[TASK REQUIREMENTS] What do you get if you print every line of the material exactly as it appears, from the line that contains "chat-clock-icon [1738, 94, 1768, 125]" through the line that contains "clipboard-icon [16, 255, 40, 279]", both ends included?

start

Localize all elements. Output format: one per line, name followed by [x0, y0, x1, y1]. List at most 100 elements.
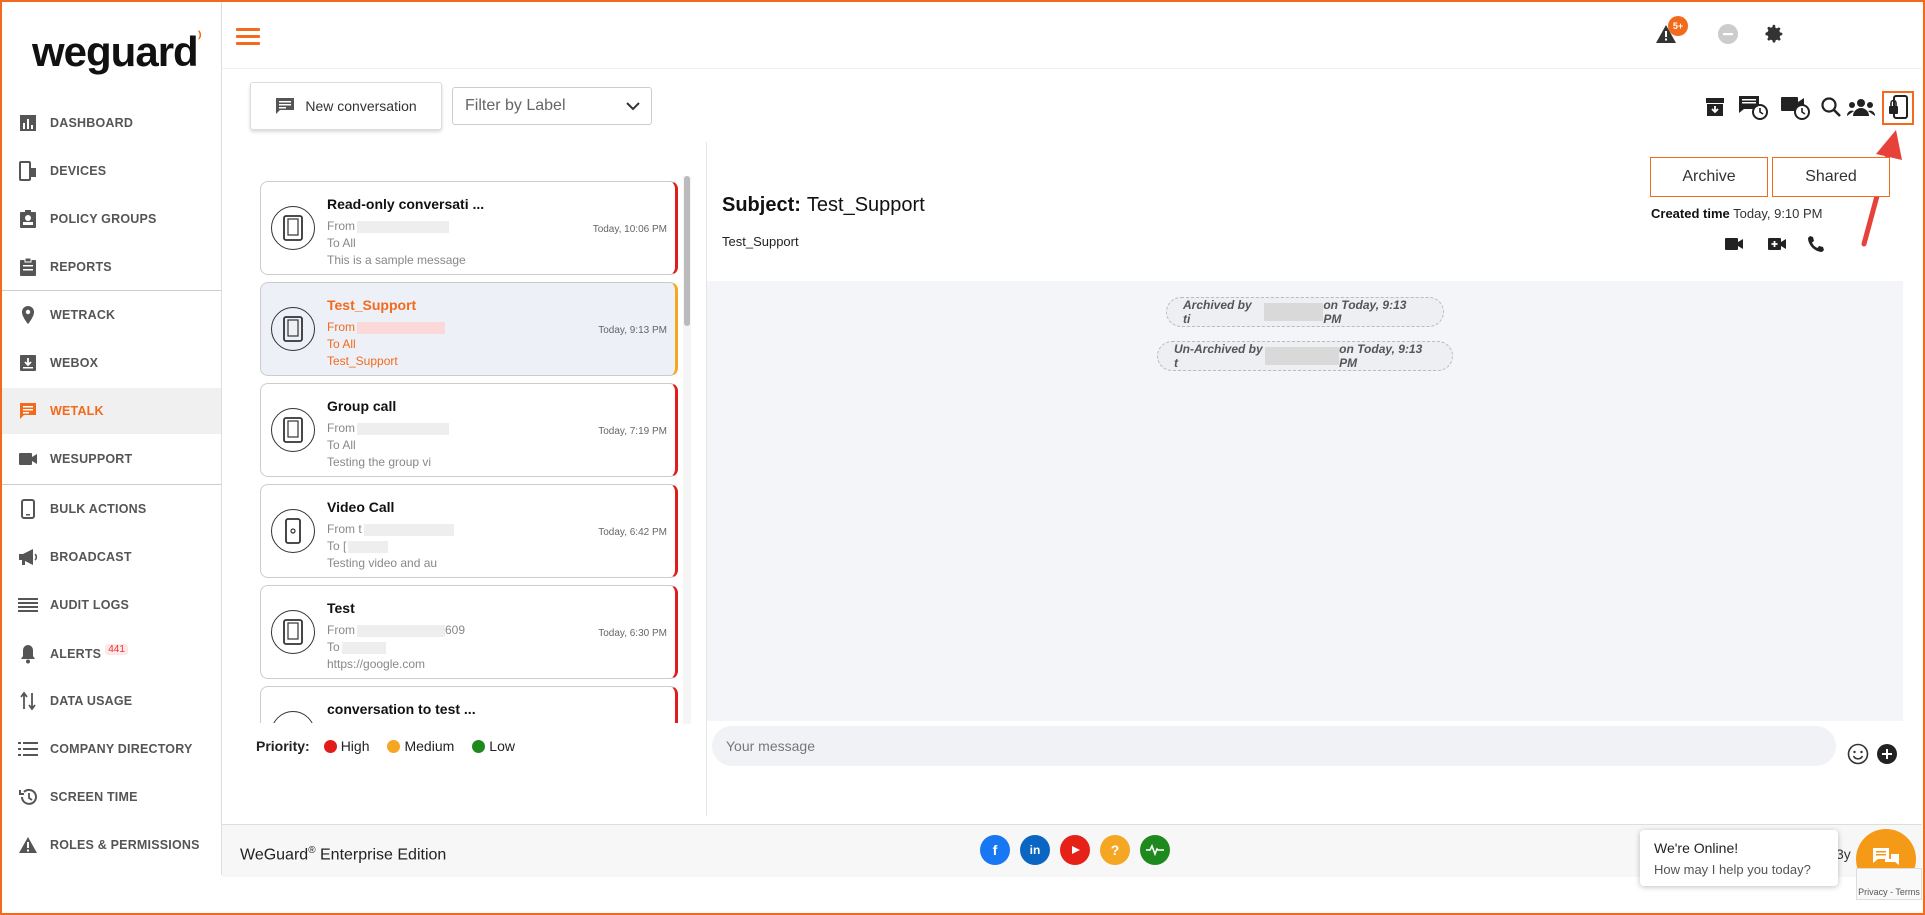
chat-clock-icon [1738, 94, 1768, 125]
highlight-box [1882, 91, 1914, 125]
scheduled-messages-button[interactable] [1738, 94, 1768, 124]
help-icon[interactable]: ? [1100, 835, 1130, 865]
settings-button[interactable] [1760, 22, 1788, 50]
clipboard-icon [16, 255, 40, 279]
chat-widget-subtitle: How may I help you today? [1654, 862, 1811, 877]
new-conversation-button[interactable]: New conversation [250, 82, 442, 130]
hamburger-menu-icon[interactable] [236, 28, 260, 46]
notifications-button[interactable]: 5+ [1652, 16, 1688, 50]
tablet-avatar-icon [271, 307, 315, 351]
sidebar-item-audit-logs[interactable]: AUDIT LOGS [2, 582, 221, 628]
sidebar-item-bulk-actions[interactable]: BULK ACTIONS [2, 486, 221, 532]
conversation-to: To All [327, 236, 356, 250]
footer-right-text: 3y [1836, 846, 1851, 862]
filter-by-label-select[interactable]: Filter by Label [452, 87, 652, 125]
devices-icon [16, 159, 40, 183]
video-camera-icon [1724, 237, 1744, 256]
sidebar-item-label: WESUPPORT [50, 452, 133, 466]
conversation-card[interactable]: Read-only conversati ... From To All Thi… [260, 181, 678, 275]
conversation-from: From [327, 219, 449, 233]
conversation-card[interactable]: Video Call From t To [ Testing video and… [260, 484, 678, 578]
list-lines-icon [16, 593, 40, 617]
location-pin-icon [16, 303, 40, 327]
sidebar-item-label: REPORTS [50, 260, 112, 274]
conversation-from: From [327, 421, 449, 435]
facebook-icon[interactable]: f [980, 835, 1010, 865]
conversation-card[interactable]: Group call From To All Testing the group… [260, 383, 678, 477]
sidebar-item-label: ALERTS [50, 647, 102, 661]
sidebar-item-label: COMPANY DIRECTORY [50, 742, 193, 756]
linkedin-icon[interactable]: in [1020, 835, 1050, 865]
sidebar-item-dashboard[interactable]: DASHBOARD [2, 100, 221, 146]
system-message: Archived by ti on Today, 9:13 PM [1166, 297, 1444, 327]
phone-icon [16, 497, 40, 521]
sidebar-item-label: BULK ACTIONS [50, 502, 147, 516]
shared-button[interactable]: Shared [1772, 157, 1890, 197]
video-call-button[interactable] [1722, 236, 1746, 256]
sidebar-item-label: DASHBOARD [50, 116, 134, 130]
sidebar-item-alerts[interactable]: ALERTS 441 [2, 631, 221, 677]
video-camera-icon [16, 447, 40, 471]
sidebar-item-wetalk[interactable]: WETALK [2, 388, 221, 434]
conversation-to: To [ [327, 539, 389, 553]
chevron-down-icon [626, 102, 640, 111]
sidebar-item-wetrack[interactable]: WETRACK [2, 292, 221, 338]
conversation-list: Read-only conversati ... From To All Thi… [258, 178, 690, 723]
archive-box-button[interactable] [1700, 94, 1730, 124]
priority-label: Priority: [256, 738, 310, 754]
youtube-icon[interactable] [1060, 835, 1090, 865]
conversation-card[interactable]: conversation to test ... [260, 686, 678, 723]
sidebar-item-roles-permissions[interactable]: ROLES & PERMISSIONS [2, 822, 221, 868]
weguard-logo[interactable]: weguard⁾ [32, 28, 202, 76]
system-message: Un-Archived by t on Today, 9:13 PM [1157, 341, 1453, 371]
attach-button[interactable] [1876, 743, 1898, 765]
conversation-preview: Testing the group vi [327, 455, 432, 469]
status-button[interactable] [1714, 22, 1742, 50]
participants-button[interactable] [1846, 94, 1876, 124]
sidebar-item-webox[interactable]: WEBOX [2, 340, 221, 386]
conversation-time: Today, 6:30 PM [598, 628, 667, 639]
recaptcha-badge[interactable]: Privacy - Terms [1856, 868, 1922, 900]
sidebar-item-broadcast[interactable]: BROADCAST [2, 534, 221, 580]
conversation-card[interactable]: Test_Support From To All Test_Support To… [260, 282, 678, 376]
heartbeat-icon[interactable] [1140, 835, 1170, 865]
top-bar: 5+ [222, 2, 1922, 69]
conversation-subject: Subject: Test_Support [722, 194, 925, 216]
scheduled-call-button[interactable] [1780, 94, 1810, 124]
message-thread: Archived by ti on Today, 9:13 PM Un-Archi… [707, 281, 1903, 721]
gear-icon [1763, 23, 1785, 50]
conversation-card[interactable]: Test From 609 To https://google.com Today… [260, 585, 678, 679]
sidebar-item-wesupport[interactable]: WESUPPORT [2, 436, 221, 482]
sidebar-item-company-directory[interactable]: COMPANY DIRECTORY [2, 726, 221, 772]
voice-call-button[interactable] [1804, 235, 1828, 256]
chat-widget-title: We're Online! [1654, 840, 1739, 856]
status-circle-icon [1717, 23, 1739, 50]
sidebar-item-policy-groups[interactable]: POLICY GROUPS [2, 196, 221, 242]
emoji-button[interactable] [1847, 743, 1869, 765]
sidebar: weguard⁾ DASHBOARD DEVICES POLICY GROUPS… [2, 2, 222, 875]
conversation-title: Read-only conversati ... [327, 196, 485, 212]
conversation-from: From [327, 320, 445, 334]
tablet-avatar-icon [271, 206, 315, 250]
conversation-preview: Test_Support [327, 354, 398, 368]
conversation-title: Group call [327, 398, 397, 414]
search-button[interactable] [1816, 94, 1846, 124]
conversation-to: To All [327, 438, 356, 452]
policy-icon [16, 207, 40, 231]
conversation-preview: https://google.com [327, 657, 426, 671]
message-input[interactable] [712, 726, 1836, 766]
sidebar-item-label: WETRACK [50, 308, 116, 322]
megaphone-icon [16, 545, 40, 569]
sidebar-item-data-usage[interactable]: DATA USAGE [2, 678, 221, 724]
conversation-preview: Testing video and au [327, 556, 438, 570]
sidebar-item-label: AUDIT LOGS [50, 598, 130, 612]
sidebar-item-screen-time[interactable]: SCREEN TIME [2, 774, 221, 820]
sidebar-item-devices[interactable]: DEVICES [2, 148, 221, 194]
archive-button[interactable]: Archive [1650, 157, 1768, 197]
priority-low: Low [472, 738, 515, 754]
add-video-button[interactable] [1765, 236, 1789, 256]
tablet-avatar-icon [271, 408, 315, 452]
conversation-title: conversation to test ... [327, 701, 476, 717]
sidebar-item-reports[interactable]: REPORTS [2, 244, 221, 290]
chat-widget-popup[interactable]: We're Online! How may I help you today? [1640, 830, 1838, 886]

end

[TASK OUTPUT]
chat-clock-icon [1738, 94, 1768, 125]
highlight-box [1882, 91, 1914, 125]
scheduled-messages-button[interactable] [1738, 94, 1768, 124]
help-icon[interactable]: ? [1100, 835, 1130, 865]
settings-button[interactable] [1760, 22, 1788, 50]
clipboard-icon [16, 255, 40, 279]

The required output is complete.